What the task requires: Scan the material for the word "человека", and copy each line where it shows up.

Exercise input:
>>>>>

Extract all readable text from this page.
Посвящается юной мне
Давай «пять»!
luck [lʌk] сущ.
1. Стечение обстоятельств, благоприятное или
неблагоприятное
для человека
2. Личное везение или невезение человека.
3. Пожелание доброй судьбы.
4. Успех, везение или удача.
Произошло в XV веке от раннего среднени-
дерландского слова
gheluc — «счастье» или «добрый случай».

<<<<<

Completed task:
для человека
2. Личное везение или невезение человека.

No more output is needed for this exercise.